**LISTA ZADAŃ:**
1. Czego według tekstu o islamizmie chcą orędownicy islamizmu?
2. Przepisz słowo w słowo wiersze zapisów. Zacznij od pierwszego wiersza zapisów i skończ na wierszu zawierającym „go-back-button[interactable]: Go Back xyxy=(613,290,695,315)”, łącznie z nim.

**FRAGMENT TEKSTU:**
Islamizm jest nawet bardziej internacjonalistyczny niż komunizm, pochodząc mniej lub bardziej z bogatych krajów produkujących ropę naftową, ale zdolny do pojawienia się gdziekolwiek w świecie muzułmańskim. Jego orędowników jeszcze mniej obchodzą państwa narodowe niż obchodziły komunistów. Chcą kalifatu rządzonego przez prawo islamskie; jedną organizację ludzi rozciągającą się nad narodami, regionami, a w końcu nad całym światem.

Lewica jest niezdolna do starcia się z islamizmem jako z ideologią, zamiast tego redukuje ten konflikt do walki między siłami kolonialnymi i antykolonialnymi, pokazując raz jeszcze, że światopogląd lewicy jest zazwyczaj przedatowany o co najmniej pięćdziesiąt lat. Wykreślanie konfliktów kolonialnych i antykolonialnych na mapie Mali, gdzie siły antykolonialne reprezentują posiadający niewolników Tauregowie, a dżihadysci arabscy i pakistańscy najeżdżają na kraj, ma bardzo mało sensu, ale to jest wszystko, co umie lewica.

**WIERSZE DANYCH:**

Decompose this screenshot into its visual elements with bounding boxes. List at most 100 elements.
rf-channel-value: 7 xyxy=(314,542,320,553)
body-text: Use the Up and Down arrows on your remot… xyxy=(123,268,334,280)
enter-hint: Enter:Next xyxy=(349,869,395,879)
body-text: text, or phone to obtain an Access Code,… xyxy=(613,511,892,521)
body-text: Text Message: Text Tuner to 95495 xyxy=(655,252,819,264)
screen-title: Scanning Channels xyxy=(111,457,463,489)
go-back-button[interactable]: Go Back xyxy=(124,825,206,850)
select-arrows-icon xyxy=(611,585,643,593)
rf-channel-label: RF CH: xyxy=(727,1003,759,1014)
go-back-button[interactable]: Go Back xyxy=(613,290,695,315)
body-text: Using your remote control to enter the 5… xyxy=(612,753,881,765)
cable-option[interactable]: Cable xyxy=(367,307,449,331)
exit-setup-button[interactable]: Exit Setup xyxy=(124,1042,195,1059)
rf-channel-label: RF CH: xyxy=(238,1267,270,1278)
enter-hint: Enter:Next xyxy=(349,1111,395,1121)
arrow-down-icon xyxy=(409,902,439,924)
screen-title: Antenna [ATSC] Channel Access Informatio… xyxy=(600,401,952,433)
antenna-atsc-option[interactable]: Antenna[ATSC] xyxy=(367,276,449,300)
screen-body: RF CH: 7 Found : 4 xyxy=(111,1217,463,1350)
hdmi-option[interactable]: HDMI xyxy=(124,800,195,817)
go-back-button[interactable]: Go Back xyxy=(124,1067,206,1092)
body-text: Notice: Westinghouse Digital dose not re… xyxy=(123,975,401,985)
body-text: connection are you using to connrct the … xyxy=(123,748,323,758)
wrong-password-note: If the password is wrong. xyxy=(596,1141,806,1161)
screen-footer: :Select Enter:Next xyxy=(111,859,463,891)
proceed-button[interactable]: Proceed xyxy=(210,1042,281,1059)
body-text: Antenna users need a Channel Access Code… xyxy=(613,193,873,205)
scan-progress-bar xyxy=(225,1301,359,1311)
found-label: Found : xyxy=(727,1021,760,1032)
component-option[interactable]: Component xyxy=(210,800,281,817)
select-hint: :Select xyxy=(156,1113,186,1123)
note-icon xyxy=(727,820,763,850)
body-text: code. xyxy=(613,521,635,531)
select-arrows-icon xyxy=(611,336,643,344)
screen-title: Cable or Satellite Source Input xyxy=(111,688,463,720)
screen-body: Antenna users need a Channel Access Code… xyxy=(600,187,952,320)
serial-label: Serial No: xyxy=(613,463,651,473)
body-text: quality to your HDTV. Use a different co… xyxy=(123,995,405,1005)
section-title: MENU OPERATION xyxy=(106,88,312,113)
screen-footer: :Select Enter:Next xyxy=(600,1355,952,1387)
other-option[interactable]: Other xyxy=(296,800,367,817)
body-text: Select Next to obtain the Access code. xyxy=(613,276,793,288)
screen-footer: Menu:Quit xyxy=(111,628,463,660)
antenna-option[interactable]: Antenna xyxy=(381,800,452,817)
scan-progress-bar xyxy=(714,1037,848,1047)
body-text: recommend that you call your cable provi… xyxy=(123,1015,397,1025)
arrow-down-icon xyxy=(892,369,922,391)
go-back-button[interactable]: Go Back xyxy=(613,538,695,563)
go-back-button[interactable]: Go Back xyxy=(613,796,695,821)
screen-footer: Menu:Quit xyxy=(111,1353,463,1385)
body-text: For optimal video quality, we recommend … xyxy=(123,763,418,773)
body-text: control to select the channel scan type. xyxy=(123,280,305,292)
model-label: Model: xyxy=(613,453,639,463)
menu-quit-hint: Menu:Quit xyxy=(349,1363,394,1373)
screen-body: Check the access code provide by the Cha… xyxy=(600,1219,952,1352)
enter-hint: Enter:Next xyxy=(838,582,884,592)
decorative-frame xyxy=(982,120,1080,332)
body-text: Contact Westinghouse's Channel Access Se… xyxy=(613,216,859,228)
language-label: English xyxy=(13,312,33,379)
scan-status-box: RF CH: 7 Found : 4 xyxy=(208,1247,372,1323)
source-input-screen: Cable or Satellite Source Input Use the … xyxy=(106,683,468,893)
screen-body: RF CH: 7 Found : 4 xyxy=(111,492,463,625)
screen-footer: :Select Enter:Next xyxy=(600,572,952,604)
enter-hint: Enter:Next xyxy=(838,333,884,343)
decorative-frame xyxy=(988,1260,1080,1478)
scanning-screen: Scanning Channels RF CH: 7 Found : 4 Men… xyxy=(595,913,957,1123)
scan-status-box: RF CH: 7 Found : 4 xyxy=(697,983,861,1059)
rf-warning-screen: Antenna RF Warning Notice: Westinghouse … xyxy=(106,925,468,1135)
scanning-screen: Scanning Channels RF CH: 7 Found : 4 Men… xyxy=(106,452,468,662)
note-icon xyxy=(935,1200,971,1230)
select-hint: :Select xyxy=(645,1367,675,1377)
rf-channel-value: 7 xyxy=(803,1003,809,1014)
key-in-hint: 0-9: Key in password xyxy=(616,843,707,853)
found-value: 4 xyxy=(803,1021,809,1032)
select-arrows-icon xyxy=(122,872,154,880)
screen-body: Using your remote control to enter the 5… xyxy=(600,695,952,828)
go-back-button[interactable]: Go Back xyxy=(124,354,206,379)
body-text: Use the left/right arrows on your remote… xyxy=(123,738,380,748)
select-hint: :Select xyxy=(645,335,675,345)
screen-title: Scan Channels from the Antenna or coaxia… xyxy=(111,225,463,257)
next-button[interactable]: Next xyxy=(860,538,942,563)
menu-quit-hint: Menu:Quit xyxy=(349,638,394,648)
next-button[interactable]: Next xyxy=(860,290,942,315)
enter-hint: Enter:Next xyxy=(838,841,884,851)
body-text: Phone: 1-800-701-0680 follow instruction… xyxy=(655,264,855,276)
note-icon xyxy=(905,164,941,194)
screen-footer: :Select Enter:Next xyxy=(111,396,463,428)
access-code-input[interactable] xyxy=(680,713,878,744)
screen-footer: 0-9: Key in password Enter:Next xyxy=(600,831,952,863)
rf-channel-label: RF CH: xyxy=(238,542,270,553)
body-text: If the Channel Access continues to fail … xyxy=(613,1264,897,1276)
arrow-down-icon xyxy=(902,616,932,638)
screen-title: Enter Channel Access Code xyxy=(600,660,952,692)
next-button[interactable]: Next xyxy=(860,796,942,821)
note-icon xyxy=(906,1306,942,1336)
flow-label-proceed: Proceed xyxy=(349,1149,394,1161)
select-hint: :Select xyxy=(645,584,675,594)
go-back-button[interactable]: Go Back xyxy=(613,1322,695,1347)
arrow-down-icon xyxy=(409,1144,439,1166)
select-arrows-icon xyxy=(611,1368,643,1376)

**WYNIKI KOŃCOWE:**
1. Chcą kalifatu rządzonego przez prawo islamskie.

2.
Decompose this screenshot into its visual elements with bounding boxes. List at most 100 elements.
rf-channel-value: 7 xyxy=(314,542,320,553)
body-text: Use the Up and Down arrows on your remot… xyxy=(123,268,334,280)
enter-hint: Enter:Next xyxy=(349,869,395,879)
body-text: text, or phone to obtain an Access Code,… xyxy=(613,511,892,521)
body-text: Text Message: Text Tuner to 95495 xyxy=(655,252,819,264)
screen-title: Scanning Channels xyxy=(111,457,463,489)
go-back-button[interactable]: Go Back xyxy=(124,825,206,850)
select-arrows-icon xyxy=(611,585,643,593)
rf-channel-label: RF CH: xyxy=(727,1003,759,1014)
go-back-button[interactable]: Go Back xyxy=(613,290,695,315)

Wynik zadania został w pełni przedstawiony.